WHAT TO PRODUCE:
Extract all of the data and reproduce it precisely.
********************
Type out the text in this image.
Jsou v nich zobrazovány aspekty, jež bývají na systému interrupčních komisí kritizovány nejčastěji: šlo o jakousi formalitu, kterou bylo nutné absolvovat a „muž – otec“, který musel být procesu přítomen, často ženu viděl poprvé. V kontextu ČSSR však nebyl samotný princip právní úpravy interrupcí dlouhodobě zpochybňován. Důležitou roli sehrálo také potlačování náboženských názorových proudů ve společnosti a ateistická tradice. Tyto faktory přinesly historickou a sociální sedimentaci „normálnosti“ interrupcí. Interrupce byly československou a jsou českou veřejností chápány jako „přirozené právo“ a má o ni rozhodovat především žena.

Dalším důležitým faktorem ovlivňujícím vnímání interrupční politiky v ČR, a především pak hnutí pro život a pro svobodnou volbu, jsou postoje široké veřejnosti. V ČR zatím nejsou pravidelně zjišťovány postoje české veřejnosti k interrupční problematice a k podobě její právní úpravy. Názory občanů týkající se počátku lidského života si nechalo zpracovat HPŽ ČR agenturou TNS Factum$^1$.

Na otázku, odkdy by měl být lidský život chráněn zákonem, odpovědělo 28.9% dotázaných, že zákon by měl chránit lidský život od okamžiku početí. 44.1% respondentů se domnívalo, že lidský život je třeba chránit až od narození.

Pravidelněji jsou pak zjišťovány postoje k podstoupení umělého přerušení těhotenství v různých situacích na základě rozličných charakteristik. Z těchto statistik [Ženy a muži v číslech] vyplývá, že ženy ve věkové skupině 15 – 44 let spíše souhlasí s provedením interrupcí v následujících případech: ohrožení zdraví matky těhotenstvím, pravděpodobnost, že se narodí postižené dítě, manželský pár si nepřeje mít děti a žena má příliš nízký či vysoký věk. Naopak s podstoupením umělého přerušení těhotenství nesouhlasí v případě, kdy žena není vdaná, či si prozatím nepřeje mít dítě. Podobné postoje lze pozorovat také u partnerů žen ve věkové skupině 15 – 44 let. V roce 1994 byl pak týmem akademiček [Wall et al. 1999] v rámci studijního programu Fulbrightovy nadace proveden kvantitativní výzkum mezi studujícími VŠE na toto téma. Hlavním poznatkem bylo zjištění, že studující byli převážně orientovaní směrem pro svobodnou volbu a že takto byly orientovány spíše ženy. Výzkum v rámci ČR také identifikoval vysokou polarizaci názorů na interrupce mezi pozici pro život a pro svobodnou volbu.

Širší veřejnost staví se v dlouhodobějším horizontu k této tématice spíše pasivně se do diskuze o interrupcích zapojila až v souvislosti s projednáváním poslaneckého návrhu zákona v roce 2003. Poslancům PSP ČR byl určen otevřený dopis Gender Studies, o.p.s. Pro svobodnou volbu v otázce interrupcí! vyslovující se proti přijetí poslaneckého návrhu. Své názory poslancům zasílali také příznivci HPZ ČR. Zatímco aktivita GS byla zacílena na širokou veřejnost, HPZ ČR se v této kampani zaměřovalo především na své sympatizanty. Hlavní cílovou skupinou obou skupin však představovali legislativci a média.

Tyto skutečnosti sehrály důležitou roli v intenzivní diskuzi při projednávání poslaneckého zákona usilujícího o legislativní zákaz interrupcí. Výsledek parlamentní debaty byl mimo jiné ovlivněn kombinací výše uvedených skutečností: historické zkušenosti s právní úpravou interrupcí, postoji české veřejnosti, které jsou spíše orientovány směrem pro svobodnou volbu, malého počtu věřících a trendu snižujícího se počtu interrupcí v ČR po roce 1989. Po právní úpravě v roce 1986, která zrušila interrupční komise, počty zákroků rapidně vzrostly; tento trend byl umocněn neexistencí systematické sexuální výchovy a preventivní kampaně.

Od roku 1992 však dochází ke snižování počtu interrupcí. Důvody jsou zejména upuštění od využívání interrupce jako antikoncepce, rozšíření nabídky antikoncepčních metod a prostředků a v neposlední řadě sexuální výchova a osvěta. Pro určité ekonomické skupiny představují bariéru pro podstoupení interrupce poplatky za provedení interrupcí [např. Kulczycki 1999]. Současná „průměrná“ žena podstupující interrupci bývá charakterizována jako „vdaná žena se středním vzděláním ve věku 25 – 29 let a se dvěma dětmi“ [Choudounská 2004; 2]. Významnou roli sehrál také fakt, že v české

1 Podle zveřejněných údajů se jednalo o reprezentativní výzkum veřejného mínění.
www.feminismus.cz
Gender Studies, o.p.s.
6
********************
SOLUTION TO THIS EXERCISE:
Type out the text in this image.
Jsou v nich zobrazovány aspekty, jež bývají na systému interrupčních komisí kritizovány nejčastěji: šlo o jakousi formalitu, kterou bylo nutné absolvovat a „muž – otec“, který musel být procesu přítomen, často ženu viděl poprvé. V kontextu ČSSR však nebyl samotný princip právní úpravy interrupcí dlouhodobě zpochybňován. Důležitou roli sehrálo také potlačování náboženských názorových proudů ve společnosti a ateistická tradice. Tyto faktory přinesly historickou a sociální sedimentaci „normálnosti“ interrupcí. Interrupce byly československou a jsou českou veřejností chápány jako „přirozené právo“ a má o ni rozhodovat především žena.

Dalším důležitým faktorem ovlivňujícím vnímání interrupční politiky v ČR, a především pak hnutí pro život a pro svobodnou volbu, jsou postoje široké veřejnosti. V ČR zatím nejsou pravidelně zjišťovány postoje české veřejnosti k interrupční problematice a k podobě její právní úpravy. Názory občanů týkající se počátku lidského života si nechalo zpracovat HPŽ ČR agenturou TNS Factum$^1$.

Na otázku, odkdy by měl být lidský život chráněn zákonem, odpovědělo 28.9% dotázaných, že zákon by měl chránit lidský život od okamžiku početí. 44.1% respondentů se domnívalo, že lidský život je třeba chránit až od narození.

Pravidelněji jsou pak zjišťovány postoje k podstoupení umělého přerušení těhotenství v různých situacích na základě rozličných charakteristik. Z těchto statistik [Ženy a muži v číslech] vyplývá, že ženy ve věkové skupině 15 – 44 let spíše souhlasí s provedením interrupcí v následujících případech: ohrožení zdraví matky těhotenstvím, pravděpodobnost, že se narodí postižené dítě, manželský pár si nepřeje mít děti a žena má příliš nízký či vysoký věk. Naopak s podstoupením umělého přerušení těhotenství nesouhlasí v případě, kdy žena není vdaná, či si prozatím nepřeje mít dítě. Podobné postoje lze pozorovat také u partnerů žen ve věkové skupině 15 – 44 let. V roce 1994 byl pak týmem akademiček [Wall et al. 1999] v rámci studijního programu Fulbrightovy nadace proveden kvantitativní výzkum mezi studujícími VŠE na toto téma. Hlavním poznatkem bylo zjištění, že studující byli převážně orientovaní směrem pro svobodnou volbu a že takto byly orientovány spíše ženy. Výzkum v rámci ČR také identifikoval vysokou polarizaci názorů na interrupce mezi pozici pro život a pro svobodnou volbu.

Širší veřejnost staví se v dlouhodobějším horizontu k této tématice spíše pasivně se do diskuze o interrupcích zapojila až v souvislosti s projednáváním poslaneckého návrhu zákona v roce 2003. Poslancům PSP ČR byl určen otevřený dopis Gender Studies, o.p.s. Pro svobodnou volbu v otázce interrupcí! vyslovující se proti přijetí poslaneckého návrhu. Své názory poslancům zasílali také příznivci HPZ ČR. Zatímco aktivita GS byla zacílena na širokou veřejnost, HPZ ČR se v této kampani zaměřovalo především na své sympatizanty. Hlavní cílovou skupinou obou skupin však představovali legislativci a média.

Tyto skutečnosti sehrály důležitou roli v intenzivní diskuzi při projednávání poslaneckého zákona usilujícího o legislativní zákaz interrupcí. Výsledek parlamentní debaty byl mimo jiné ovlivněn kombinací výše uvedených skutečností: historické zkušenosti s právní úpravou interrupcí, postoji české veřejnosti, které jsou spíše orientovány směrem pro svobodnou volbu, malého počtu věřících a trendu snižujícího se počtu interrupcí v ČR po roce 1989. Po právní úpravě v roce 1986, která zrušila interrupční komise, počty zákroků rapidně vzrostly; tento trend byl umocněn neexistencí systematické sexuální výchovy a preventivní kampaně.

Od roku 1992 však dochází ke snižování počtu interrupcí. Důvody jsou zejména upuštění od využívání interrupce jako antikoncepce, rozšíření nabídky antikoncepčních metod a prostředků a v neposlední řadě sexuální výchova a osvěta. Pro určité ekonomické skupiny představují bariéru pro podstoupení interrupce poplatky za provedení interrupcí [např. Kulczycki 1999]. Současná „průměrná“ žena podstupující interrupci bývá charakterizována jako „vdaná žena se středním vzděláním ve věku 25 – 29 let a se dvěma dětmi“ [Choudounská 2004; 2]. Významnou roli sehrál také fakt, že v české

1 Podle zveřejněných údajů se jednalo o reprezentativní výzkum veřejného mínění.
www.feminismus.cz
Gender Studies, o.p.s.
6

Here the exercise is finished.